Input rows >>
[start]

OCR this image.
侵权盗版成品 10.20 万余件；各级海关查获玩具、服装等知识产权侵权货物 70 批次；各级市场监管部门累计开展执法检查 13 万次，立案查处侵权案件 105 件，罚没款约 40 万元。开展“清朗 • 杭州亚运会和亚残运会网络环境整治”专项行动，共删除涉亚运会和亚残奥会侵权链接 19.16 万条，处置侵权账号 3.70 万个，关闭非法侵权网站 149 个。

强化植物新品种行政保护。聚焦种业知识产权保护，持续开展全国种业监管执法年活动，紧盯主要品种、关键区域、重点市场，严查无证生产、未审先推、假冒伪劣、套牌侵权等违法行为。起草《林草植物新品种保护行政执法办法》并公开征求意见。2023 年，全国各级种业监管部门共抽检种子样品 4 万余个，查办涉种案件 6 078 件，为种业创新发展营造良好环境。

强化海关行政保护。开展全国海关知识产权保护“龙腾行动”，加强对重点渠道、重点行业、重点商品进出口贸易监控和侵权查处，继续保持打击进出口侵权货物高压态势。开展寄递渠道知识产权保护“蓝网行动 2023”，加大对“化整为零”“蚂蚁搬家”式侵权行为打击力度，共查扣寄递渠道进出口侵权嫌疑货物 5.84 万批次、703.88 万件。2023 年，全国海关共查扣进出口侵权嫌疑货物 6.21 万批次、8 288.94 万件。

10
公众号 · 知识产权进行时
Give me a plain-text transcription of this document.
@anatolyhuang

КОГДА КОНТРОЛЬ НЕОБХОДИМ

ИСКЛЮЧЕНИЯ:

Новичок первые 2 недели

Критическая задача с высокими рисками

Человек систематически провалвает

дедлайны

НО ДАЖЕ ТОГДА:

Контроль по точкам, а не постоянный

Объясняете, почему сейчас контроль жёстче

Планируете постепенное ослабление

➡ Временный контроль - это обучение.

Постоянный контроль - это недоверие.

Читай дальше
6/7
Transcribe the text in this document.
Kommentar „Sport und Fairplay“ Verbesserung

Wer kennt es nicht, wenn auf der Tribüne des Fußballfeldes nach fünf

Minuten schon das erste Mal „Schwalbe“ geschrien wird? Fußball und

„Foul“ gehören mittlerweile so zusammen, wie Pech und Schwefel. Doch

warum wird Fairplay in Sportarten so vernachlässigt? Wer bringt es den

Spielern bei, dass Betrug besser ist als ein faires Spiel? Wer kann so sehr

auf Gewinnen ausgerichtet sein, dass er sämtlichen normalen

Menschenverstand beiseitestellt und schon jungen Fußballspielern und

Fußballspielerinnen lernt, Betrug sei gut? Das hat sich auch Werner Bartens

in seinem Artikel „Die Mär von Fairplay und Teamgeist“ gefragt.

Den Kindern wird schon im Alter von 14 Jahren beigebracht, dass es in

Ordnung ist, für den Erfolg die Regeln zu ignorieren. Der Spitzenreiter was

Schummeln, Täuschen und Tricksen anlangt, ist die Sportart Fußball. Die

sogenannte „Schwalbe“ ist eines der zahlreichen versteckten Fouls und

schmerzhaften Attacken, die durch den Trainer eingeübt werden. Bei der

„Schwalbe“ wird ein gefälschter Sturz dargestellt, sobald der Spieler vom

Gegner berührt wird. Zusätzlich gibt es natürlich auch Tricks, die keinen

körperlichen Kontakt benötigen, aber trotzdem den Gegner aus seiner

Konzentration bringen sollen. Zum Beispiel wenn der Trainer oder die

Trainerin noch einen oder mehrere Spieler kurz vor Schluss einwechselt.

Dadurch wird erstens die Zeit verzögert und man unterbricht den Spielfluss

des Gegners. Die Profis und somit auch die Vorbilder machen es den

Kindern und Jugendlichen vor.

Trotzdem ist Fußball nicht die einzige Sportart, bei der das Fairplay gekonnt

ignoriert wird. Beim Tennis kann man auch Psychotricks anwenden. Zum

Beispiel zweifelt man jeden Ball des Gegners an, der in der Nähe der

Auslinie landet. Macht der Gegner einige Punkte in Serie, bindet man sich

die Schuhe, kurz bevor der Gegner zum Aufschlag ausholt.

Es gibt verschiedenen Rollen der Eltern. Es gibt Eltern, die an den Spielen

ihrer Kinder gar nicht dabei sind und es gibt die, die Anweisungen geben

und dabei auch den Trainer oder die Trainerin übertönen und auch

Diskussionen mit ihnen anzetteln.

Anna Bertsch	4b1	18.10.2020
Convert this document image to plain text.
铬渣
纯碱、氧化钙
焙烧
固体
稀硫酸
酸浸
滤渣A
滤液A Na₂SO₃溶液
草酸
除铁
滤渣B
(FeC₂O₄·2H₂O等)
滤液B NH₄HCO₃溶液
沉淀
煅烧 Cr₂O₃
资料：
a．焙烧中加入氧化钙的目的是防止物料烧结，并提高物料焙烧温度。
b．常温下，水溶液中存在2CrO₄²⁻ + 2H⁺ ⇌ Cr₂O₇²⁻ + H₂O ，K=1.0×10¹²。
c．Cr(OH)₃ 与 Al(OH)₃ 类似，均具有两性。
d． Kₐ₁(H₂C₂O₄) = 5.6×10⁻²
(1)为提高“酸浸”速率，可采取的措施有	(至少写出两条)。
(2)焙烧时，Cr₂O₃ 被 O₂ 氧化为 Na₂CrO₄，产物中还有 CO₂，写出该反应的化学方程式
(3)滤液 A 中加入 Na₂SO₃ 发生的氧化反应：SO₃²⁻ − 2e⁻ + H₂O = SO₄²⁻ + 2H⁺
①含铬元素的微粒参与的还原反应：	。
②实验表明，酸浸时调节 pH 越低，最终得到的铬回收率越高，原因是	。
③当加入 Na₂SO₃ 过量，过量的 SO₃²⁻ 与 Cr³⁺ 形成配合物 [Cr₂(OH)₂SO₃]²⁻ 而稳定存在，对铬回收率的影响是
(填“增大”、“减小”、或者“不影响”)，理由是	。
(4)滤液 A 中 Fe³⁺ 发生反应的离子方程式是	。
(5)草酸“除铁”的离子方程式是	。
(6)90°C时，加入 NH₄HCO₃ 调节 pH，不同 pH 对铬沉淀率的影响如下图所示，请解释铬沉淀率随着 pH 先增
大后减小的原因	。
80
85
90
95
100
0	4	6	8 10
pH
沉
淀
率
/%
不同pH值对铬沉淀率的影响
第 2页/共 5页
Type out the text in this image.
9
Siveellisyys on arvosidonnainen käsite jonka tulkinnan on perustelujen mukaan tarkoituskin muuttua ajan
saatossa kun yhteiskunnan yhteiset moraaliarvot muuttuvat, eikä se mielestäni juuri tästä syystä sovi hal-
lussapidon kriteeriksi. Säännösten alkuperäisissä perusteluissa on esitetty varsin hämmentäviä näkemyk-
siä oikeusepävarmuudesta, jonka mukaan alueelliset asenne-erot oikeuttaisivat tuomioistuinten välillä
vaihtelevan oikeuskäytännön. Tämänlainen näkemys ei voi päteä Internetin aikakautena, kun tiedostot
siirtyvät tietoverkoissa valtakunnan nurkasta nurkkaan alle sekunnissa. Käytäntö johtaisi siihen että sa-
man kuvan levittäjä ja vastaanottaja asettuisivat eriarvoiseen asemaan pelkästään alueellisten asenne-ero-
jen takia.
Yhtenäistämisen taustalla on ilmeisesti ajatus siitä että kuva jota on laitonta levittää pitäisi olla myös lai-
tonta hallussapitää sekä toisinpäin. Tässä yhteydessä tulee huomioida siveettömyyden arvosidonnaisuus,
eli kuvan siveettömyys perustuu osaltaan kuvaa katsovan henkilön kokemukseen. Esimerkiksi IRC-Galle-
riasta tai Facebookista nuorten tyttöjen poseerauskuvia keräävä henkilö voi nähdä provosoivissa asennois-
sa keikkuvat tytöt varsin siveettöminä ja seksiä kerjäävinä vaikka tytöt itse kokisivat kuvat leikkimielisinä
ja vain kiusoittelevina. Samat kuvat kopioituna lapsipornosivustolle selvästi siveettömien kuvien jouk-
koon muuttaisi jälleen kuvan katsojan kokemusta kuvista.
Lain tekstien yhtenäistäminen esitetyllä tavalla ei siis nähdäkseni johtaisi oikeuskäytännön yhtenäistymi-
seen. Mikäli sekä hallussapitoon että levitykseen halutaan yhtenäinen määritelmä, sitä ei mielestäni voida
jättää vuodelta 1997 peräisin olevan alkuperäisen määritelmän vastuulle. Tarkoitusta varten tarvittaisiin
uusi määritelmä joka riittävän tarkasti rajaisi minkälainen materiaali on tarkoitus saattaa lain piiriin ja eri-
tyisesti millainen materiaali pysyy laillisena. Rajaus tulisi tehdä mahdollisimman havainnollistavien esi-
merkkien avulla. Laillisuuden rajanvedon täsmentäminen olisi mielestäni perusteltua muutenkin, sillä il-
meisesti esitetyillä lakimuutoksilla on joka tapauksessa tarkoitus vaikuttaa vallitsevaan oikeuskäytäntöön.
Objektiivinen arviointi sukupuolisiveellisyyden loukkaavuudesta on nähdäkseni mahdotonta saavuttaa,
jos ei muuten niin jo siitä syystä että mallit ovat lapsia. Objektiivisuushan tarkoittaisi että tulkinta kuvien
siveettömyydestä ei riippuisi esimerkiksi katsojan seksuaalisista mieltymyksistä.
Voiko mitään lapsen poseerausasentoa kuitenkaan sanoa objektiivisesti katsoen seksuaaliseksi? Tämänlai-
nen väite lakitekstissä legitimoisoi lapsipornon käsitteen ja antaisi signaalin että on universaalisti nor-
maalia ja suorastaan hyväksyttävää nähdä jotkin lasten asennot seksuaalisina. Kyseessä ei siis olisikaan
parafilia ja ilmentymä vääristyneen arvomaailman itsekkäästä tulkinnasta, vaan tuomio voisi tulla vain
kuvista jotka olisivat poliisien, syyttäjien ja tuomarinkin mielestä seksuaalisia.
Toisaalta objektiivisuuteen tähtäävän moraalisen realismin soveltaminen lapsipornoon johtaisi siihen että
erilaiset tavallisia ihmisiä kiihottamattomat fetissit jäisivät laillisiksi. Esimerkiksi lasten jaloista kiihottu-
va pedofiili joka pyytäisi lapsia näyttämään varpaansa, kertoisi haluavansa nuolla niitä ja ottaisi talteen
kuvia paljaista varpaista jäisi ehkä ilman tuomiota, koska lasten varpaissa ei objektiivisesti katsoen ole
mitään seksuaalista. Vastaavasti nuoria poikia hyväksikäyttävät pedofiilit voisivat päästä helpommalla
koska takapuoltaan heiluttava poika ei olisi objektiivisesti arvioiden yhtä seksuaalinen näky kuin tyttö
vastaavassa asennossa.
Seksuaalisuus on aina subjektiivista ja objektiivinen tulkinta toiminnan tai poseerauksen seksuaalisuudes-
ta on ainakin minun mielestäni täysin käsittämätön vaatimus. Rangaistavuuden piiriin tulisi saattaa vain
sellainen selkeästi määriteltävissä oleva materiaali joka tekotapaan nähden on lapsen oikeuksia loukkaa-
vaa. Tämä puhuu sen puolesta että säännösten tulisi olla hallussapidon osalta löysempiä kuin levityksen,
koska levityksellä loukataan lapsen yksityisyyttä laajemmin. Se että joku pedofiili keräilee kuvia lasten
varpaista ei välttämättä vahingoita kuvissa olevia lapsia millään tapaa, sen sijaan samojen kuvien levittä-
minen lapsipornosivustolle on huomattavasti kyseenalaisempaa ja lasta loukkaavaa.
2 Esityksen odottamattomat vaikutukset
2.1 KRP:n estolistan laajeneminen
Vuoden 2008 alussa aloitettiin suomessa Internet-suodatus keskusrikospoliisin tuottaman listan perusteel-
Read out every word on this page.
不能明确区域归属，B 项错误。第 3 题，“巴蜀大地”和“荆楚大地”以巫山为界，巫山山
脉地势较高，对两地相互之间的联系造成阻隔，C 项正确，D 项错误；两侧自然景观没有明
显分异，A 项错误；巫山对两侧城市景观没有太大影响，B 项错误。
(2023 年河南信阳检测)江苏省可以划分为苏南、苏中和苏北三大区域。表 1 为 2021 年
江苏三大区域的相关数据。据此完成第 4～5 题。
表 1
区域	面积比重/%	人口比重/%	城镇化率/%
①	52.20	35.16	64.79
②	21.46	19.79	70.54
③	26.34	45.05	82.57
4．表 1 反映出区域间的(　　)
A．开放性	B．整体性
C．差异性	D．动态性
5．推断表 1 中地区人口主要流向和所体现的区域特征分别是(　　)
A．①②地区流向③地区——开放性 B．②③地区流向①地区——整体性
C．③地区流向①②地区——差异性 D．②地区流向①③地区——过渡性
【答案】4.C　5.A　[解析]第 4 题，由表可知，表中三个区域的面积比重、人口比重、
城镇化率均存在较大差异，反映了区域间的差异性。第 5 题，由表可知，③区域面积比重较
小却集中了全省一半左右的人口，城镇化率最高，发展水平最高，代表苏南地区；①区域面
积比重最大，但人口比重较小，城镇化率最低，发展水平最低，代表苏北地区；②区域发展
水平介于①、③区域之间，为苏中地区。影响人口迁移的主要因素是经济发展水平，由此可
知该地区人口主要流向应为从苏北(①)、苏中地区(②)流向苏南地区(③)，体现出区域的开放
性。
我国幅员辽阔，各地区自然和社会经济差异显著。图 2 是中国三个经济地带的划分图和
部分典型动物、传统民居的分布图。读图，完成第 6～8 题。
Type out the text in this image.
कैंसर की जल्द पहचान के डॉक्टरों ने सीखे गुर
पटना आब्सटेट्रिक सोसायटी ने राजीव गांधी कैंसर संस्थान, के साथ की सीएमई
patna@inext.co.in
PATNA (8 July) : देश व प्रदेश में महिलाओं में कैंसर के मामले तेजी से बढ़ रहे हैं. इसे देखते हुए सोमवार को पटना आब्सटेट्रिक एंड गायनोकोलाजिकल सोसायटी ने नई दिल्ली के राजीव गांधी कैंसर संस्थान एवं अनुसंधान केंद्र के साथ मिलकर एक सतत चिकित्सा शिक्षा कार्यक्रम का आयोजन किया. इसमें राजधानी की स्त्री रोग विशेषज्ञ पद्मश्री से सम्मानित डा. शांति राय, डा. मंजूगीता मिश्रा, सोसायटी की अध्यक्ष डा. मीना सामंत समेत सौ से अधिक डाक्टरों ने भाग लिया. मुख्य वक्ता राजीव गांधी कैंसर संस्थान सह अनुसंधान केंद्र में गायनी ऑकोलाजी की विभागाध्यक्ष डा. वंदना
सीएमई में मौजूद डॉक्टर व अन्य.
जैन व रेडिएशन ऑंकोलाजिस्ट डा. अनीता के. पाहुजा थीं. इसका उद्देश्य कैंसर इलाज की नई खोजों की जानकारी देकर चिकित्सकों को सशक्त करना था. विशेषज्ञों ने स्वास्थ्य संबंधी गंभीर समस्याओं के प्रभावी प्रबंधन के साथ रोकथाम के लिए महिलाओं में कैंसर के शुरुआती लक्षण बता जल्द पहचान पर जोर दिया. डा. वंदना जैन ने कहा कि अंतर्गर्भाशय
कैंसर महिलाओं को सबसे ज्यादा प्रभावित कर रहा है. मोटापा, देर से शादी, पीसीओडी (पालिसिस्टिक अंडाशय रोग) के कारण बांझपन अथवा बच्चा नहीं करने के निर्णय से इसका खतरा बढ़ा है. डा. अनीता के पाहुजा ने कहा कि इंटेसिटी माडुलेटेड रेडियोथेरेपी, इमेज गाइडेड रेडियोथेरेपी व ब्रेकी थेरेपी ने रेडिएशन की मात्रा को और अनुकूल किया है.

[end]

Look over the records above and copy each line that includes the string "kuvat".

sa keikkuvat tytöt varsin siveettöminä ja seksiä kerjäävinä vaikka tytöt itse kokisivat kuvat leikkimielisinä
ja vain kiusoittelevina. Samat kuvat kopioituna lapsipornosivustolle selvästi siveettömien kuvien jouk-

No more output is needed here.